Exercise aim »
Print all entries precisely as they are written.

Data listing »

[start]

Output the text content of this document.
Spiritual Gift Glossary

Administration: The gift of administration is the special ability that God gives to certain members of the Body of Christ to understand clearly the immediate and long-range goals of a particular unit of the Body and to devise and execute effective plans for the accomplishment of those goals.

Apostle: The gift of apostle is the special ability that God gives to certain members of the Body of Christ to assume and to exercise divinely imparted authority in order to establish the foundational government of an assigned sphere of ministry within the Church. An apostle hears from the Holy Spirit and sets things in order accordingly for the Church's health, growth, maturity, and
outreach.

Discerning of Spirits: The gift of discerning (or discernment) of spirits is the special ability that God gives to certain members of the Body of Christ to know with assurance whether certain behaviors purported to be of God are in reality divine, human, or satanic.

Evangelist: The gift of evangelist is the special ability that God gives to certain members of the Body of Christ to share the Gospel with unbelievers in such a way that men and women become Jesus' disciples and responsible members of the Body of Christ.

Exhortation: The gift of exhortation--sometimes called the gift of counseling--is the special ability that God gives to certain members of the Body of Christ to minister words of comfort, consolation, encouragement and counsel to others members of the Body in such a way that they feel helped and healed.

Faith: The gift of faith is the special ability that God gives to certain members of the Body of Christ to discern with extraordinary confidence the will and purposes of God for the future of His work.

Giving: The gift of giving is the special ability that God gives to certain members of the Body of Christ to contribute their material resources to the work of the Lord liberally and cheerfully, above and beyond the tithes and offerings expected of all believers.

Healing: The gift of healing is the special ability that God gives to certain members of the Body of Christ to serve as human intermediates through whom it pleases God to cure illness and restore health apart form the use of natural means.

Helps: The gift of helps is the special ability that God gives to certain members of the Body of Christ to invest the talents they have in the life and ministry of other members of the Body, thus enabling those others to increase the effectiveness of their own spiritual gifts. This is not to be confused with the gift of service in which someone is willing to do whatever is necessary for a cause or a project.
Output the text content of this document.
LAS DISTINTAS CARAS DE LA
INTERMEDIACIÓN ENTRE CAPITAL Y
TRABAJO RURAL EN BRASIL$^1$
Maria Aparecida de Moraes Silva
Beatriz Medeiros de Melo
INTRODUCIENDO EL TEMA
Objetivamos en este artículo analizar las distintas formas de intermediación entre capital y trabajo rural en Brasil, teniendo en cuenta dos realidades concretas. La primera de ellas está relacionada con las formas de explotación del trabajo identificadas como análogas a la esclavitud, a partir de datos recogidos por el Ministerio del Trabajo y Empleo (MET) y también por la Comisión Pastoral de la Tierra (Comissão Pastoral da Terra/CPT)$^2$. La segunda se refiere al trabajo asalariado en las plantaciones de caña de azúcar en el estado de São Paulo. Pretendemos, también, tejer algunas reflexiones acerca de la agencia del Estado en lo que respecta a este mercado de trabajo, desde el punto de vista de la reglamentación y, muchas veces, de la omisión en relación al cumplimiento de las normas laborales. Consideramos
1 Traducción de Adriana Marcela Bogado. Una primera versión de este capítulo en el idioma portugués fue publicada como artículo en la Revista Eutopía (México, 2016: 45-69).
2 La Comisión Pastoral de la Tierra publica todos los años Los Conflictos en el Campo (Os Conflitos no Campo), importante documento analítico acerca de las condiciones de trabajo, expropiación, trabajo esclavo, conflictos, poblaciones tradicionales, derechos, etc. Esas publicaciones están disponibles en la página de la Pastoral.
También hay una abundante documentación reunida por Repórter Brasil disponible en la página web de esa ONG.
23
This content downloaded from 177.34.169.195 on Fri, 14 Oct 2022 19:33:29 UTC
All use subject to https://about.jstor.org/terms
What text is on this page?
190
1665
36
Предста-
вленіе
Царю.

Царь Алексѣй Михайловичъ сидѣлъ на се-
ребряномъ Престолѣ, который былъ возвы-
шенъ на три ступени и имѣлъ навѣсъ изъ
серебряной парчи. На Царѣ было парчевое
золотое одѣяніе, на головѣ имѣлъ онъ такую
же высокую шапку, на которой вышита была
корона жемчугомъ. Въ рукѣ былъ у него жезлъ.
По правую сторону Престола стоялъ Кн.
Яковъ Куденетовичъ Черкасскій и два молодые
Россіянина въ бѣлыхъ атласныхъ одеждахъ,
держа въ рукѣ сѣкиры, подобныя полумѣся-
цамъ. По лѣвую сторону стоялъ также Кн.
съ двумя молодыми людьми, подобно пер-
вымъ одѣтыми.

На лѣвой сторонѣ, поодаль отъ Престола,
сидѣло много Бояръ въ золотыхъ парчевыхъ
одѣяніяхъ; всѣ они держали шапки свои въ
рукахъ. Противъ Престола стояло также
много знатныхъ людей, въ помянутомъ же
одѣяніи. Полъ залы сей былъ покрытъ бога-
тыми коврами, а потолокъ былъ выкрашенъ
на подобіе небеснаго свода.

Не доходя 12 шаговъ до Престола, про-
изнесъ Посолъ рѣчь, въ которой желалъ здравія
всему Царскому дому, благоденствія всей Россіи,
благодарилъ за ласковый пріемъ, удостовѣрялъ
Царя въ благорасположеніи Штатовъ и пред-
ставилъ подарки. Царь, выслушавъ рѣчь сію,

[end]

The answer »
Output the text content of this document.
Spiritual Gift Glossary

Administration: The gift of administration is the special ability that God gives to certain members of the Body of Christ to understand clearly the immediate and long-range goals of a particular unit of the Body and to devise and execute effective plans for the accomplishment of those goals.

Apostle: The gift of apostle is the special ability that God gives to certain members of the Body of Christ to assume and to exercise divinely imparted authority in order to establish the foundational government of an assigned sphere of ministry within the Church. An apostle hears from the Holy Spirit and sets things in order accordingly for the Church's health, growth, maturity, and
outreach.

Discerning of Spirits: The gift of discerning (or discernment) of spirits is the special ability that God gives to certain members of the Body of Christ to know with assurance whether certain behaviors purported to be of God are in reality divine, human, or satanic.

Evangelist: The gift of evangelist is the special ability that God gives to certain members of the Body of Christ to share the Gospel with unbelievers in such a way that men and women become Jesus' disciples and responsible members of the Body of Christ.

Exhortation: The gift of exhortation--sometimes called the gift of counseling--is the special ability that God gives to certain members of the Body of Christ to minister words of comfort, consolation, encouragement and counsel to others members of the Body in such a way that they feel helped and healed.

Faith: The gift of faith is the special ability that God gives to certain members of the Body of Christ to discern with extraordinary confidence the will and purposes of God for the future of His work.

Giving: The gift of giving is the special ability that God gives to certain members of the Body of Christ to contribute their material resources to the work of the Lord liberally and cheerfully, above and beyond the tithes and offerings expected of all believers.

Healing: The gift of healing is the special ability that God gives to certain members of the Body of Christ to serve as human intermediates through whom it pleases God to cure illness and restore health apart form the use of natural means.

Helps: The gift of helps is the special ability that God gives to certain members of the Body of Christ to invest the talents they have in the life and ministry of other members of the Body, thus enabling those others to increase the effectiveness of their own spiritual gifts. This is not to be confused with the gift of service in which someone is willing to do whatever is necessary for a cause or a project.
Output the text content of this document.
LAS DISTINTAS CARAS DE LA
INTERMEDIACIÓN ENTRE CAPITAL Y
TRABAJO RURAL EN BRASIL$^1$
Maria Aparecida de Moraes Silva
Beatriz Medeiros de Melo
INTRODUCIENDO EL TEMA
Objetivamos en este artículo analizar las distintas formas de intermediación entre capital y trabajo rural en Brasil, teniendo en cuenta dos realidades concretas. La primera de ellas está relacionada con las formas de explotación del trabajo identificadas como análogas a la esclavitud, a partir de datos recogidos por el Ministerio del Trabajo y Empleo (MET) y también por la Comisión Pastoral de la Tierra (Comissão Pastoral da Terra/CPT)$^2$. La segunda se refiere al trabajo asalariado en las plantaciones de caña de azúcar en el estado de São Paulo. Pretendemos, también, tejer algunas reflexiones acerca de la agencia del Estado en lo que respecta a este mercado de trabajo, desde el punto de vista de la reglamentación y, muchas veces, de la omisión en relación al cumplimiento de las normas laborales. Consideramos
1 Traducción de Adriana Marcela Bogado. Una primera versión de este capítulo en el idioma portugués fue publicada como artículo en la Revista Eutopía (México, 2016: 45-69).
2 La Comisión Pastoral de la Tierra publica todos los años Los Conflictos en el Campo (Os Conflitos no Campo), importante documento analítico acerca de las condiciones de trabajo, expropiación, trabajo esclavo, conflictos, poblaciones tradicionales, derechos, etc. Esas publicaciones están disponibles en la página de la Pastoral.
También hay una abundante documentación reunida por Repórter Brasil disponible en la página web de esa ONG.
23
This content downloaded from 177.34.169.195 on Fri, 14 Oct 2022 19:33:29 UTC
All use subject to https://about.jstor.org/terms
What text is on this page?
190
1665
36
Предста-
вленіе
Царю.

Царь Алексѣй Михайловичъ сидѣлъ на се-
ребряномъ Престолѣ, который былъ возвы-
шенъ на три ступени и имѣлъ навѣсъ изъ
серебряной парчи. На Царѣ было парчевое
золотое одѣяніе, на головѣ имѣлъ онъ такую
же высокую шапку, на которой вышита была
корона жемчугомъ. Въ рукѣ былъ у него жезлъ.
По правую сторону Престола стоялъ Кн.
Яковъ Куденетовичъ Черкасскій и два молодые
Россіянина въ бѣлыхъ атласныхъ одеждахъ,
держа въ рукѣ сѣкиры, подобныя полумѣся-
цамъ. По лѣвую сторону стоялъ также Кн.
съ двумя молодыми людьми, подобно пер-
вымъ одѣтыми.

На лѣвой сторонѣ, поодаль отъ Престола,
сидѣло много Бояръ въ золотыхъ парчевыхъ
одѣяніяхъ; всѣ они держали шапки свои въ
рукахъ. Противъ Престола стояло также
много знатныхъ людей, въ помянутомъ же
одѣяніи. Полъ залы сей былъ покрытъ бога-
тыми коврами, а потолокъ былъ выкрашенъ
на подобіе небеснаго свода.

Не доходя 12 шаговъ до Престола, про-
изнесъ Посолъ рѣчь, въ которой желалъ здравія
всему Царскому дому, благоденствія всей Россіи,
благодарилъ за ласковый пріемъ, удостовѣрялъ
Царя въ благорасположеніи Штатовъ и пред-
ставилъ подарки. Царь, выслушавъ рѣчь сію,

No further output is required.